▸ **DIRECTIONS FOR THIS TASK**
Make an exact copy of all the entries, with the pictures left out.

▸ **Dataset excerpt**
_____
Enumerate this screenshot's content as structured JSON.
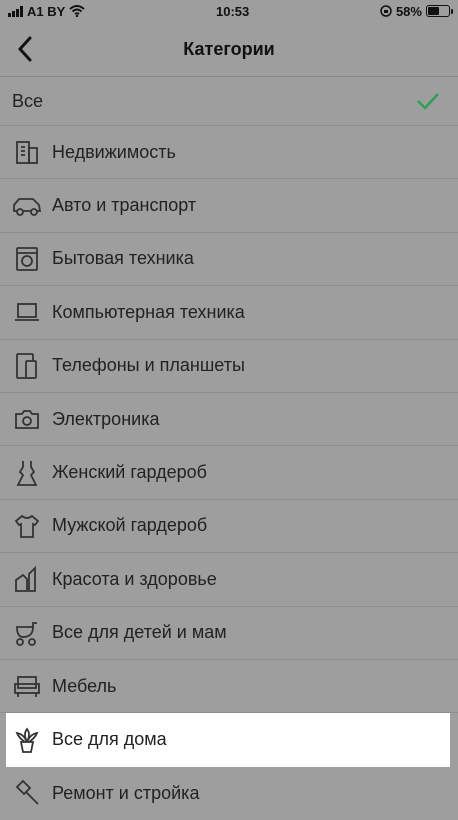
{
  "status": {
    "carrier": "A1 BY",
    "time": "10:53",
    "battery": "58%",
    "battery_level": 0.58
  },
  "nav": {
    "title": "Категории"
  },
  "accent_color": "#2e9e5b",
  "list": {
    "all_label": "Все",
    "items": [
      {
        "label": "Недвижимость",
        "icon": "building-icon"
      },
      {
        "label": "Авто и транспорт",
        "icon": "car-icon"
      },
      {
        "label": "Бытовая техника",
        "icon": "washing-machine-icon"
      },
      {
        "label": "Компьютерная техника",
        "icon": "laptop-icon"
      },
      {
        "label": "Телефоны и планшеты",
        "icon": "phone-tablet-icon"
      },
      {
        "label": "Электроника",
        "icon": "camera-icon"
      },
      {
        "label": "Женский гардероб",
        "icon": "dress-icon"
      },
      {
        "label": "Мужской гардероб",
        "icon": "tshirt-icon"
      },
      {
        "label": "Красота и здоровье",
        "icon": "cosmetics-icon"
      },
      {
        "label": "Все для детей и мам",
        "icon": "stroller-icon"
      },
      {
        "label": "Мебель",
        "icon": "armchair-icon"
      },
      {
        "label": "Все для дома",
        "icon": "plant-icon"
      },
      {
        "label": "Ремонт и стройка",
        "icon": "hammer-icon"
      }
    ]
  }
}
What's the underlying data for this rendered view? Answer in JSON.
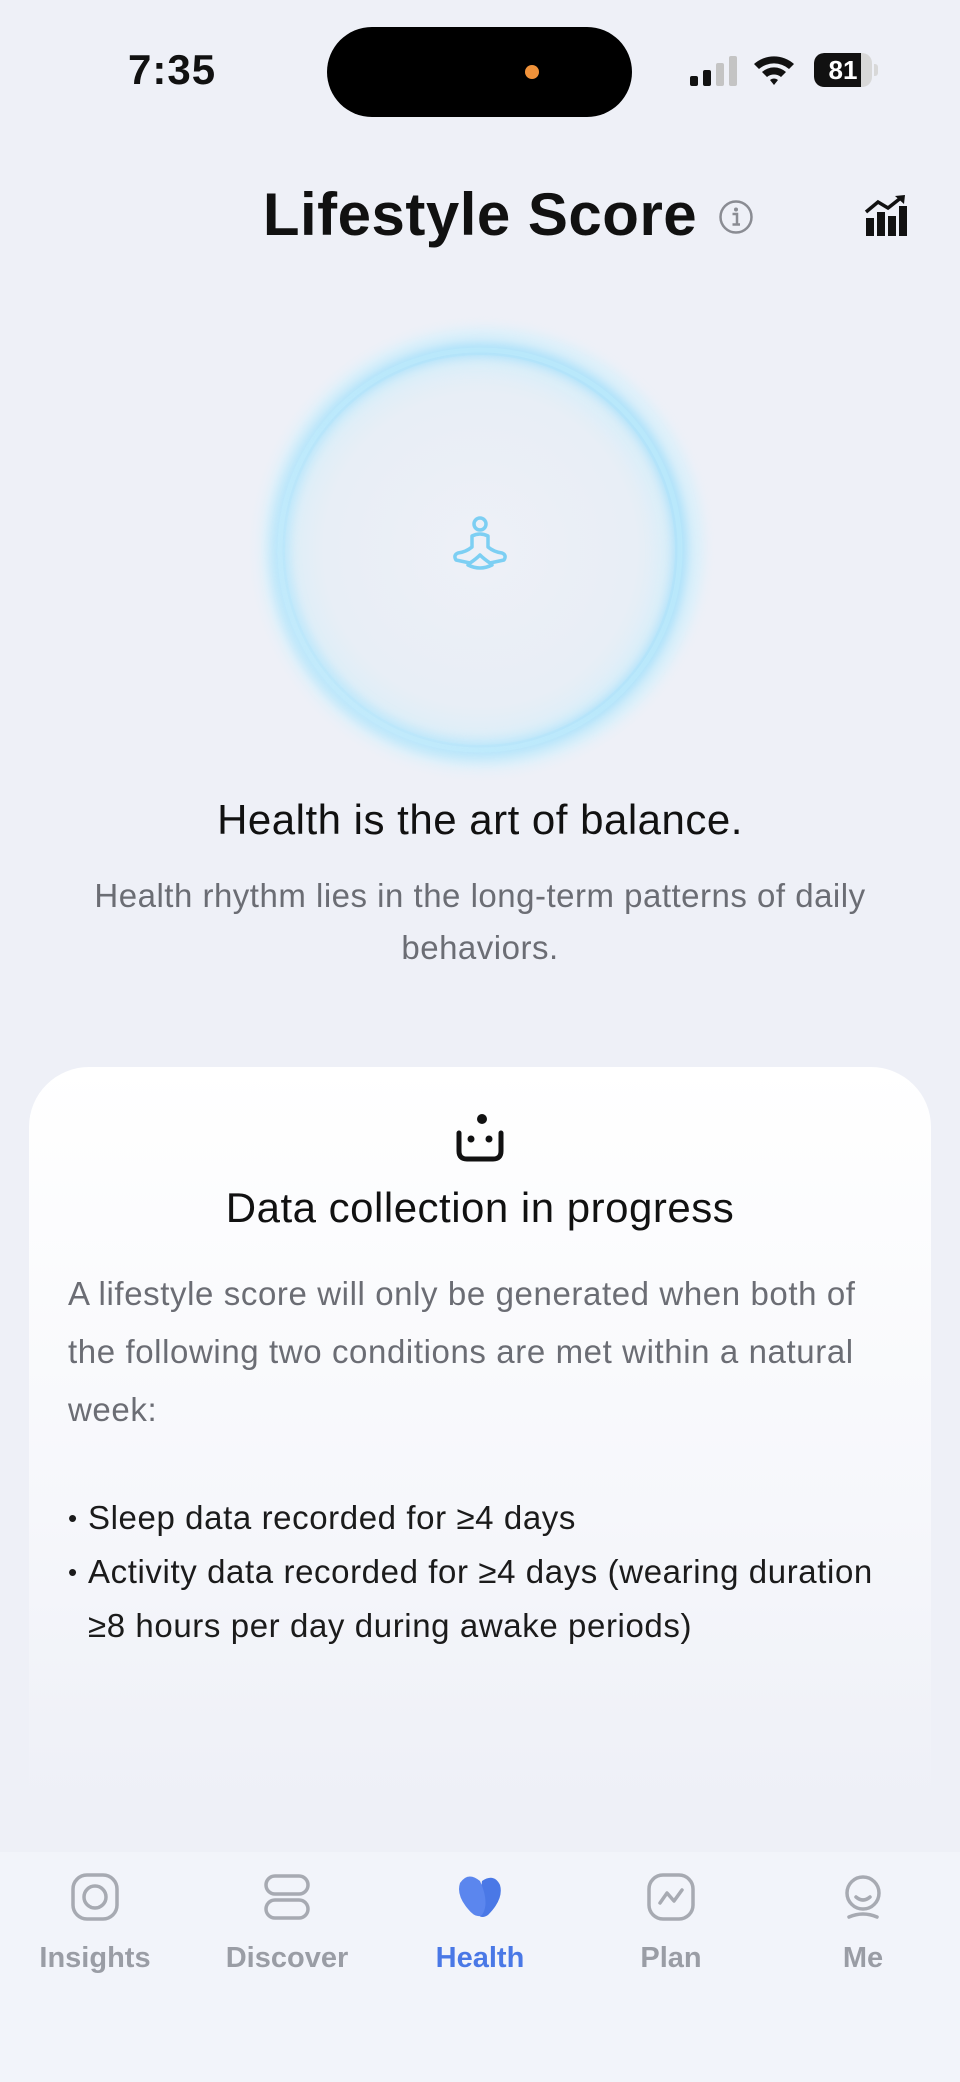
{
  "status_bar": {
    "time": "7:35",
    "battery_level": "81",
    "battery_fraction": 0.81,
    "icons": [
      "cellular-signal-icon",
      "wifi-icon",
      "battery-icon"
    ]
  },
  "header": {
    "title": "Lifestyle Score",
    "info_icon": "info-icon",
    "trend_icon": "trend-chart-icon"
  },
  "hero": {
    "icon": "meditation-icon",
    "title": "Health is the art of balance.",
    "subtitle": "Health rhythm lies in the long-term patterns of daily behaviors."
  },
  "card": {
    "icon": "collection-icon",
    "title": "Data collection in progress",
    "description": "A lifestyle score will only be generated when both of the following two conditions are met within a natural week:",
    "conditions": [
      "Sleep data recorded for ≥4 days",
      "Activity data recorded for ≥4 days (wearing duration ≥8 hours per day during awake periods)"
    ]
  },
  "tab_bar": {
    "active": "Health",
    "tabs": [
      {
        "label": "Insights",
        "icon": "insights-icon"
      },
      {
        "label": "Discover",
        "icon": "discover-icon"
      },
      {
        "label": "Health",
        "icon": "health-icon"
      },
      {
        "label": "Plan",
        "icon": "plan-icon"
      },
      {
        "label": "Me",
        "icon": "me-icon"
      }
    ]
  },
  "colors": {
    "background": "#eef0f7",
    "accent": "#4a78e6",
    "ring": "#8fd6f7",
    "muted_text": "#6b6d74",
    "inactive_tab": "#9a9da5"
  }
}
_____
▸ **SOLUTION FOR THIS PROBLEM**
Enumerate this screenshot's content as structured JSON.
{
  "status": {
    "carrier": "A1 BY",
    "time": "10:53",
    "battery": "58%",
    "battery_level": 0.58
  },
  "nav": {
    "title": "Категории"
  },
  "accent_color": "#2e9e5b",
  "list": {
    "all_label": "Все",
    "items": [
      {
        "label": "Недвижимость",
        "icon": "building-icon"
      },
      {
        "label": "Авто и транспорт",
        "icon": "car-icon"
      },
      {
        "label": "Бытовая техника",
        "icon": "washing-machine-icon"
      },
      {
        "label": "Компьютерная техника",
        "icon": "laptop-icon"
      },
      {
        "label": "Телефоны и планшеты",
        "icon": "phone-tablet-icon"
      },
      {
        "label": "Электроника",
        "icon": "camera-icon"
      },
      {
        "label": "Женский гардероб",
        "icon": "dress-icon"
      },
      {
        "label": "Мужской гардероб",
        "icon": "tshirt-icon"
      },
      {
        "label": "Красота и здоровье",
        "icon": "cosmetics-icon"
      },
      {
        "label": "Все для детей и мам",
        "icon": "stroller-icon"
      },
      {
        "label": "Мебель",
        "icon": "armchair-icon"
      },
      {
        "label": "Все для дома",
        "icon": "plant-icon"
      },
      {
        "label": "Ремонт и стройка",
        "icon": "hammer-icon"
      }
    ]
  }
}
What's the underlying data for this rendered view? Answer in JSON.
{
  "status_bar": {
    "time": "7:35",
    "battery_level": "81",
    "battery_fraction": 0.81,
    "icons": [
      "cellular-signal-icon",
      "wifi-icon",
      "battery-icon"
    ]
  },
  "header": {
    "title": "Lifestyle Score",
    "info_icon": "info-icon",
    "trend_icon": "trend-chart-icon"
  },
  "hero": {
    "icon": "meditation-icon",
    "title": "Health is the art of balance.",
    "subtitle": "Health rhythm lies in the long-term patterns of daily behaviors."
  },
  "card": {
    "icon": "collection-icon",
    "title": "Data collection in progress",
    "description": "A lifestyle score will only be generated when both of the following two conditions are met within a natural week:",
    "conditions": [
      "Sleep data recorded for ≥4 days",
      "Activity data recorded for ≥4 days (wearing duration ≥8 hours per day during awake periods)"
    ]
  },
  "tab_bar": {
    "active": "Health",
    "tabs": [
      {
        "label": "Insights",
        "icon": "insights-icon"
      },
      {
        "label": "Discover",
        "icon": "discover-icon"
      },
      {
        "label": "Health",
        "icon": "health-icon"
      },
      {
        "label": "Plan",
        "icon": "plan-icon"
      },
      {
        "label": "Me",
        "icon": "me-icon"
      }
    ]
  },
  "colors": {
    "background": "#eef0f7",
    "accent": "#4a78e6",
    "ring": "#8fd6f7",
    "muted_text": "#6b6d74",
    "inactive_tab": "#9a9da5"
  }
}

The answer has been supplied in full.